EXERCISE OBJECTIVE:
Quote all of the entries word for word.

Saved entries:
[START]

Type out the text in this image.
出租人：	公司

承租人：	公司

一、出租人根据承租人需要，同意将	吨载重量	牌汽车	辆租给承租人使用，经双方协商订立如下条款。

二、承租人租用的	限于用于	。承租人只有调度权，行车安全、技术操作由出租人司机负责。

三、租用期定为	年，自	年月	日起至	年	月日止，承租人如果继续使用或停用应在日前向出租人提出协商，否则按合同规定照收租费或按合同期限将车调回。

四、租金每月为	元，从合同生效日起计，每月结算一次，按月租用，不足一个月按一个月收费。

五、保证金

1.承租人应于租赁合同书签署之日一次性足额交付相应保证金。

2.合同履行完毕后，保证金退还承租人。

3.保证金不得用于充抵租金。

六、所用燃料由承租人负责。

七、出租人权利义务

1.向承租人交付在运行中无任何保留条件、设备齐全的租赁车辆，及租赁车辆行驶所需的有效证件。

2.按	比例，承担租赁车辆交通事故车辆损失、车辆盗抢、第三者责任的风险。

[END]

ANSWER TO THIS PROBLEM:
Type out the text in this image.
出租人：	公司

承租人：	公司

一、出租人根据承租人需要，同意将	吨载重量	牌汽车	辆租给承租人使用，经双方协商订立如下条款。

二、承租人租用的	限于用于	。承租人只有调度权，行车安全、技术操作由出租人司机负责。

三、租用期定为	年，自	年月	日起至	年	月日止，承租人如果继续使用或停用应在日前向出租人提出协商，否则按合同规定照收租费或按合同期限将车调回。

四、租金每月为	元，从合同生效日起计，每月结算一次，按月租用，不足一个月按一个月收费。

五、保证金

1.承租人应于租赁合同书签署之日一次性足额交付相应保证金。

2.合同履行完毕后，保证金退还承租人。

3.保证金不得用于充抵租金。

六、所用燃料由承租人负责。

七、出租人权利义务

1.向承租人交付在运行中无任何保留条件、设备齐全的租赁车辆，及租赁车辆行驶所需的有效证件。

2.按	比例，承担租赁车辆交通事故车辆损失、车辆盗抢、第三者责任的风险。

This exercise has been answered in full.